*PROMPT:*
Repeat each line exactly, leaving nothing out.

*PROVIDED DATA:*
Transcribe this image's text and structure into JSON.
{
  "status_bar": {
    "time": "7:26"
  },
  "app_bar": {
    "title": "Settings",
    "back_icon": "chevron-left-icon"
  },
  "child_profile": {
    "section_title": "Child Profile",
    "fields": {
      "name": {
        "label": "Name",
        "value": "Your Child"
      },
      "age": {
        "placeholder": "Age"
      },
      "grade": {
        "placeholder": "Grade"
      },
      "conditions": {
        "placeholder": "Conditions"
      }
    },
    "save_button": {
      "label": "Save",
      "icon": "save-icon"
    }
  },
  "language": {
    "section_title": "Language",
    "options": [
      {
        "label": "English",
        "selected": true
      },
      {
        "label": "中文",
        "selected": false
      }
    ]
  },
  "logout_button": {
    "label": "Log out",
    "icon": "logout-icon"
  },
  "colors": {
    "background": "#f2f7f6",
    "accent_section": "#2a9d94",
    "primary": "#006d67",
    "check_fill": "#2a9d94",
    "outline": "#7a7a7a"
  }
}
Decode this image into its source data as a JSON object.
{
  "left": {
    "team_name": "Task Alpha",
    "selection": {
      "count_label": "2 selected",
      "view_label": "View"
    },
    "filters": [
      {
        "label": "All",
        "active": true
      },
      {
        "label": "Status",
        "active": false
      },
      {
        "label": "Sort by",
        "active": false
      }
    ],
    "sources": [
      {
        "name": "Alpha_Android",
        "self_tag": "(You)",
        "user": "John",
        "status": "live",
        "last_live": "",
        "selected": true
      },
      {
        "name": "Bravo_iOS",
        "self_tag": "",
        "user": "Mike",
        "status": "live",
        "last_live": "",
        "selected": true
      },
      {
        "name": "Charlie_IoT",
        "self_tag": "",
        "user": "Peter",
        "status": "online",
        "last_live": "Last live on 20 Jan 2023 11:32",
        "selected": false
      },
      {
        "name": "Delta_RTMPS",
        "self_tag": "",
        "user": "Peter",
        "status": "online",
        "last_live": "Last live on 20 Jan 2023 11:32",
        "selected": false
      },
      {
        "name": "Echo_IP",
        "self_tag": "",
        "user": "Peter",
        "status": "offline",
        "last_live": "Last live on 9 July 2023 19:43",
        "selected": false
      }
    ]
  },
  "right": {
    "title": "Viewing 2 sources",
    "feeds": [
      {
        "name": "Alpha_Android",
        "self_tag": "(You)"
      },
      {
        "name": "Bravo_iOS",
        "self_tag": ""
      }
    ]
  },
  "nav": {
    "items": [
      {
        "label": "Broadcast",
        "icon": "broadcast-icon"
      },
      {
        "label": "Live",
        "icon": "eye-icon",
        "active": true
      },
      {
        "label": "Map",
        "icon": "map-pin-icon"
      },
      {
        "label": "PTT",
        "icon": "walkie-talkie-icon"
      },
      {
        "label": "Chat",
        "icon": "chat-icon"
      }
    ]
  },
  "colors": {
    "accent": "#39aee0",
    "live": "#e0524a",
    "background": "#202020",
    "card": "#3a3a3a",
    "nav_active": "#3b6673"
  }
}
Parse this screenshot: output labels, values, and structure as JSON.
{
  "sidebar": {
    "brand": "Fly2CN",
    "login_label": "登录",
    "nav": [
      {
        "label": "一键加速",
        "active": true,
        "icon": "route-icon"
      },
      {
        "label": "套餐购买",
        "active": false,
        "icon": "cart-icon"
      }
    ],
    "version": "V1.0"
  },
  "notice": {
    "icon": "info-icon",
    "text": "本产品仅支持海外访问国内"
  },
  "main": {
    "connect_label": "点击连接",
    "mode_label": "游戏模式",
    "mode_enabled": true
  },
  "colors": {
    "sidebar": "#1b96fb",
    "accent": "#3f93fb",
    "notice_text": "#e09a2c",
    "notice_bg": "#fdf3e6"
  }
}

*OUTPUT:*
Transcribe this image's text and structure into JSON.
{
  "status_bar": {
    "time": "7:26"
  },
  "app_bar": {
    "title": "Settings",
    "back_icon": "chevron-left-icon"
  },
  "child_profile": {
    "section_title": "Child Profile",
    "fields": {
      "name": {
        "label": "Name",
        "value": "Your Child"
      },
      "age": {
        "placeholder": "Age"
      },
      "grade": {
        "placeholder": "Grade"
      },
      "conditions": {
        "placeholder": "Conditions"
      }
    },
    "save_button": {
      "label": "Save",
      "icon": "save-icon"
    }
  },
  "language": {
    "section_title": "Language",
    "options": [
      {
        "label": "English",
        "selected": true
      },
      {
        "label": "中文",
        "selected": false
      }
    ]
  },
  "logout_button": {
    "label": "Log out",
    "icon": "logout-icon"
  },
  "colors": {
    "background": "#f2f7f6",
    "accent_section": "#2a9d94",
    "primary": "#006d67",
    "check_fill": "#2a9d94",
    "outline": "#7a7a7a"
  }
}
Decode this image into its source data as a JSON object.
{
  "left": {
    "team_name": "Task Alpha",
    "selection": {
      "count_label": "2 selected",
      "view_label": "View"
    },
    "filters": [
      {
        "label": "All",
        "active": true
      },
      {
        "label": "Status",
        "active": false
      },
      {
        "label": "Sort by",
        "active": false
      }
    ],
    "sources": [
      {
        "name": "Alpha_Android",
        "self_tag": "(You)",
        "user": "John",
        "status": "live",
        "last_live": "",
        "selected": true
      },
      {
        "name": "Bravo_iOS",
        "self_tag": "",
        "user": "Mike",
        "status": "live",
        "last_live": "",
        "selected": true
      },
      {
        "name": "Charlie_IoT",
        "self_tag": "",
        "user": "Peter",
        "status": "online",
        "last_live": "Last live on 20 Jan 2023 11:32",
        "selected": false
      },
      {
        "name": "Delta_RTMPS",
        "self_tag": "",
        "user": "Peter",
        "status": "online",
        "last_live": "Last live on 20 Jan 2023 11:32",
        "selected": false
      },
      {
        "name": "Echo_IP",
        "self_tag": "",
        "user": "Peter",
        "status": "offline",
        "last_live": "Last live on 9 July 2023 19:43",
        "selected": false
      }
    ]
  },
  "right": {
    "title": "Viewing 2 sources",
    "feeds": [
      {
        "name": "Alpha_Android",
        "self_tag": "(You)"
      },
      {
        "name": "Bravo_iOS",
        "self_tag": ""
      }
    ]
  },
  "nav": {
    "items": [
      {
        "label": "Broadcast",
        "icon": "broadcast-icon"
      },
      {
        "label": "Live",
        "icon": "eye-icon",
        "active": true
      },
      {
        "label": "Map",
        "icon": "map-pin-icon"
      },
      {
        "label": "PTT",
        "icon": "walkie-talkie-icon"
      },
      {
        "label": "Chat",
        "icon": "chat-icon"
      }
    ]
  },
  "colors": {
    "accent": "#39aee0",
    "live": "#e0524a",
    "background": "#202020",
    "card": "#3a3a3a",
    "nav_active": "#3b6673"
  }
}
Parse this screenshot: output labels, values, and structure as JSON.
{
  "sidebar": {
    "brand": "Fly2CN",
    "login_label": "登录",
    "nav": [
      {
        "label": "一键加速",
        "active": true,
        "icon": "route-icon"
      },
      {
        "label": "套餐购买",
        "active": false,
        "icon": "cart-icon"
      }
    ],
    "version": "V1.0"
  },
  "notice": {
    "icon": "info-icon",
    "text": "本产品仅支持海外访问国内"
  },
  "main": {
    "connect_label": "点击连接",
    "mode_label": "游戏模式",
    "mode_enabled": true
  },
  "colors": {
    "sidebar": "#1b96fb",
    "accent": "#3f93fb",
    "notice_text": "#e09a2c",
    "notice_bg": "#fdf3e6"
  }
}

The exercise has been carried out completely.